▶ **WRITTEN PROBLEM**: Copy all lines of the listing that include the string "carácter".

▶ **INPUT DATA**:
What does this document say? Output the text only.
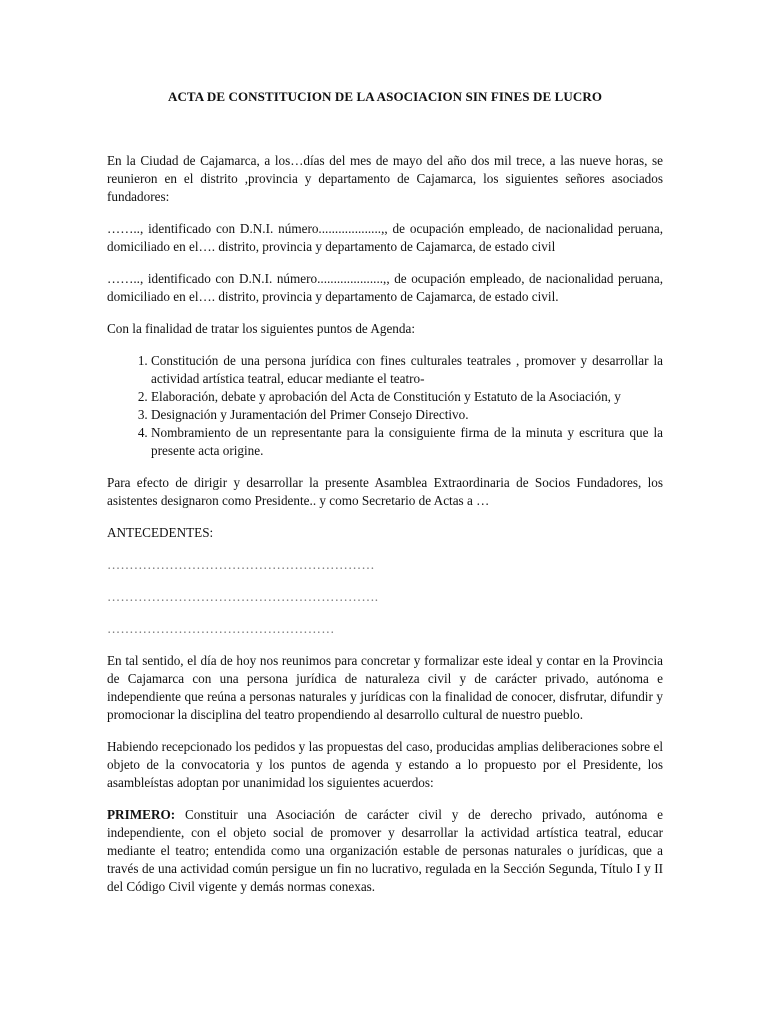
ACTA DE CONSTITUCION DE LA ASOCIACION SIN FINES DE LUCRO

En la Ciudad de Cajamarca, a los…días del mes de mayo del año dos mil trece, a las nueve horas, se reunieron en el distrito ,provincia y departamento de Cajamarca, los siguientes señores asociados fundadores:

…….., identificado con D.N.I. número...................,, de ocupación empleado, de nacionalidad peruana, domiciliado en el…. distrito, provincia y departamento de Cajamarca, de estado civil

…….., identificado con D.N.I. número....................,, de ocupación empleado, de nacionalidad peruana, domiciliado en el…. distrito, provincia y departamento de Cajamarca, de estado civil.

Con la finalidad de tratar los siguientes puntos de Agenda:

1. Constitución de una persona jurídica con fines culturales teatrales , promover y desarrollar la actividad artística teatral, educar mediante el teatro-
2. Elaboración, debate y aprobación del Acta de Constitución y Estatuto de la Asociación, y
3. Designación y Juramentación del Primer Consejo Directivo.
4. Nombramiento de un representante para la consiguiente firma de la minuta y escritura que la presente acta origine.

Para efecto de dirigir y desarrollar la presente Asamblea Extraordinaria de Socios Fundadores, los asistentes designaron como Presidente.. y como Secretario de Actas a …

ANTECEDENTES:

……………………………………………………
…………………………………………………….
……………………………………………

En tal sentido, el día de hoy nos reunimos para concretar y formalizar este ideal y contar en la Provincia de Cajamarca con una persona jurídica de naturaleza civil y de carácter privado, autónoma e independiente que reúna a personas naturales y jurídicas con la finalidad de conocer, disfrutar, difundir y promocionar la disciplina del teatro propendiendo al desarrollo cultural de nuestro pueblo.

Habiendo recepcionado los pedidos y las propuestas del caso, producidas amplias deliberaciones sobre el objeto de la convocatoria y los puntos de agenda y estando a lo propuesto por el Presidente, los asambleístas adoptan por unanimidad los siguientes acuerdos:

PRIMERO: Constituir una Asociación de carácter civil y de derecho privado, autónoma e independiente, con el objeto social de promover y desarrollar la actividad artística teatral, educar mediante el teatro; entendida como una organización estable de personas naturales o jurídicas, que a través de una actividad común persigue un fin no lucrativo, regulada en la Sección Segunda, Título I y II del Código Civil vigente y demás normas conexas.
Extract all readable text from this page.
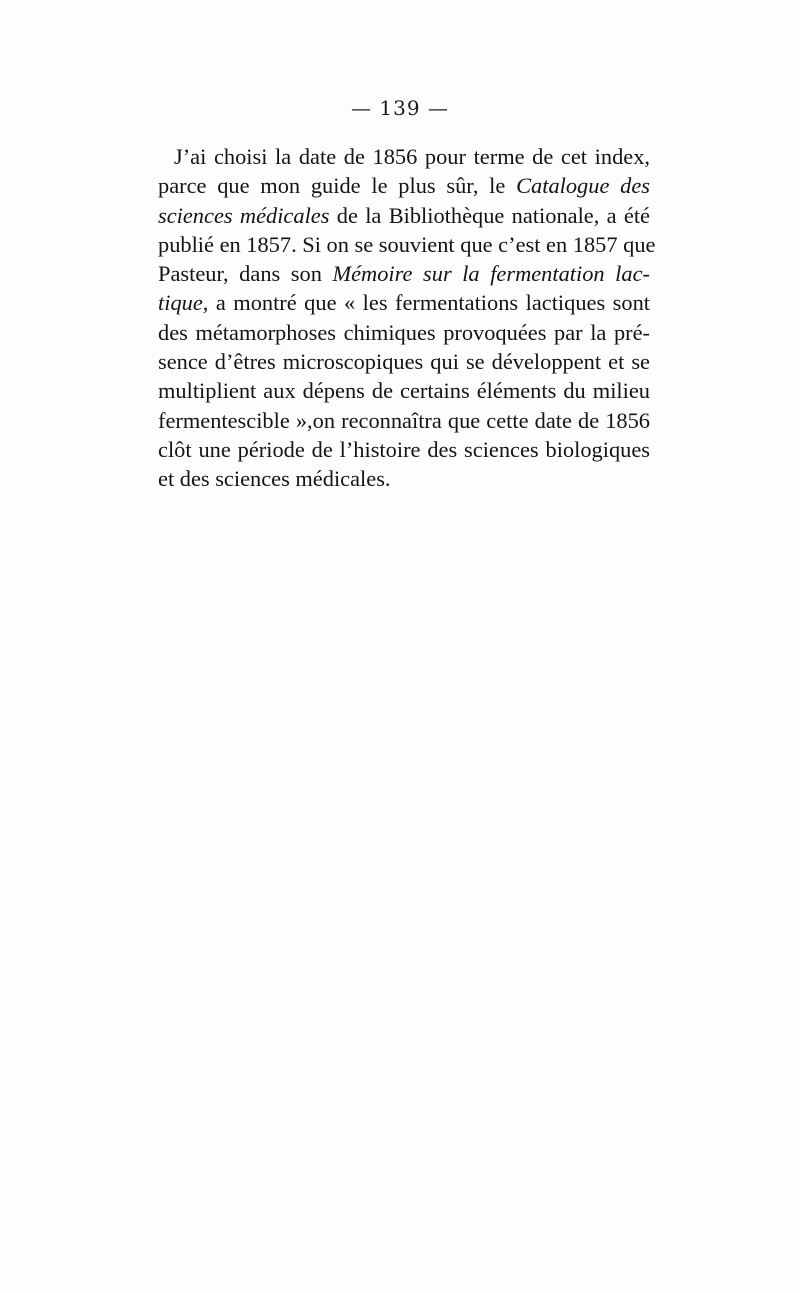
— 139 —

J’ai choisi la date de 1856 pour terme de cet index,
parce que mon guide le plus sûr, le Catalogue des
sciences médicales de la Bibliothèque nationale, a été
publié en 1857. Si on se souvient que c’est en 1857 que
Pasteur, dans son Mémoire sur la fermentation lac-
tique, a montré que « les fermentations lactiques sont
des métamorphoses chimiques provoquées par la pré-
sence d’êtres microscopiques qui se développent et se
multiplient aux dépens de certains éléments du milieu
fermentescible »,on reconnaîtra que cette date de 1856
clôt une période de l’histoire des sciences biologiques
et des sciences médicales.
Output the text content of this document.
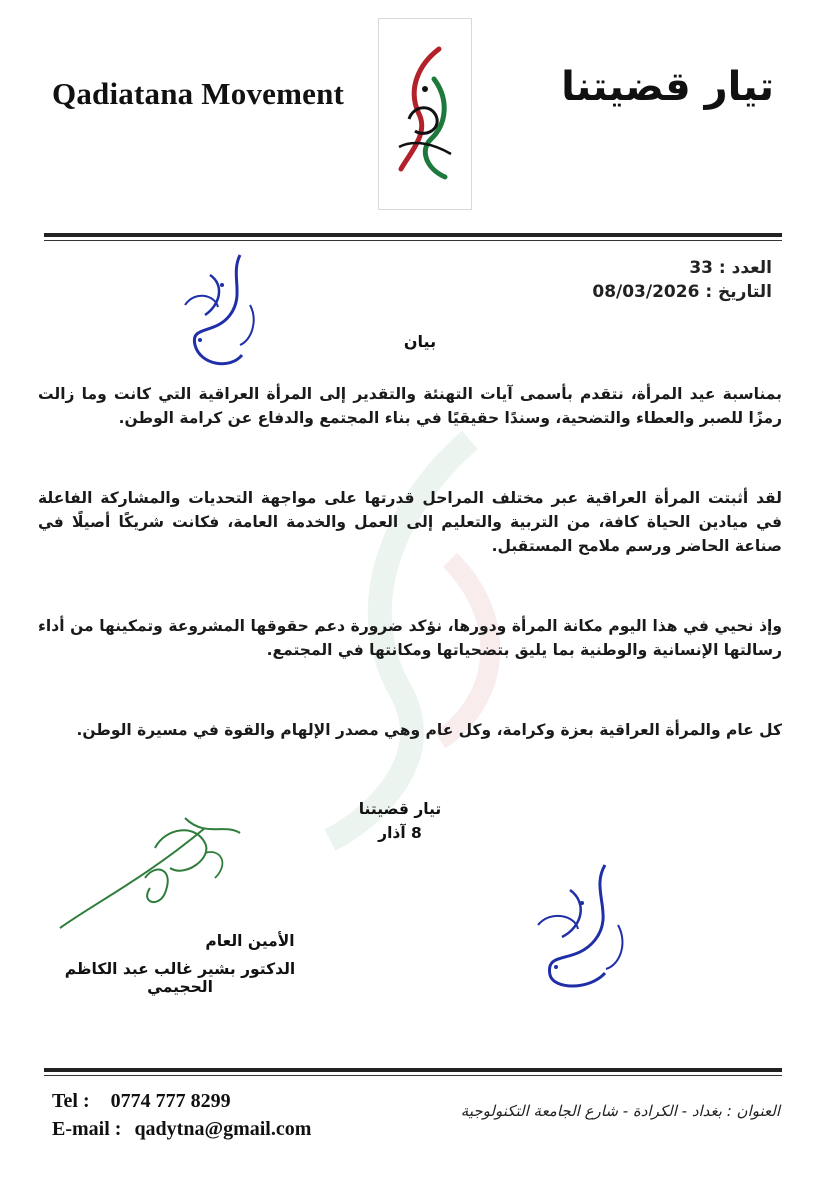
Qadiatana Movement	تيار قضيتنا
العدد : 33
التاريخ : 08/03/2026
بيان
بمناسبة عيد المرأة، نتقدم بأسمى آيات التهنئة والتقدير إلى المرأة العراقية التي كانت وما زالت رمزًا للصبر والعطاء والتضحية، وسندًا حقيقيًا في بناء المجتمع والدفاع عن كرامة الوطن.
لقد أثبتت المرأة العراقية عبر مختلف المراحل قدرتها على مواجهة التحديات والمشاركة الفاعلة في ميادين الحياة كافة، من التربية والتعليم إلى العمل والخدمة العامة، فكانت شريكًا أصيلًا في صناعة الحاضر ورسم ملامح المستقبل.
وإذ نحيي في هذا اليوم مكانة المرأة ودورها، نؤكد ضرورة دعم حقوقها المشروعة وتمكينها من أداء رسالتها الإنسانية والوطنية بما يليق بتضحياتها ومكانتها في المجتمع.
كل عام والمرأة العراقية بعزة وكرامة، وكل عام وهي مصدر الإلهام والقوة في مسيرة الوطن.
تيار قضيتنا
8 آذار
الأمين العام
الدكتور بشير غالب عبد الكاظم الحجيمي
Tel : 0774 777 8299
E-mail : qadytna@gmail.com
العنوان : بغداد - الكرادة - شارع الجامعة التكنولوجية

▶ **OUTPUT FOR THIS EXERCISE**:
En tal sentido, el día de hoy nos reunimos para concretar y formalizar este ideal y contar en la Provincia de Cajamarca con una persona jurídica de naturaleza civil y de carácter privado, autónoma e independiente que reúna a personas naturales y jurídicas con la finalidad de conocer, disfrutar, difundir y promocionar la disciplina del teatro propendiendo al desarrollo cultural de nuestro pueblo.
PRIMERO: Constituir una Asociación de carácter civil y de derecho privado, autónoma e independiente, con el objeto social de promover y desarrollar la actividad artística teatral, educar mediante el teatro; entendida como una organización estable de personas naturales o jurídicas, que a través de una actividad común persigue un fin no lucrativo, regulada en la Sección Segunda, Título I y II del Código Civil vigente y demás normas conexas.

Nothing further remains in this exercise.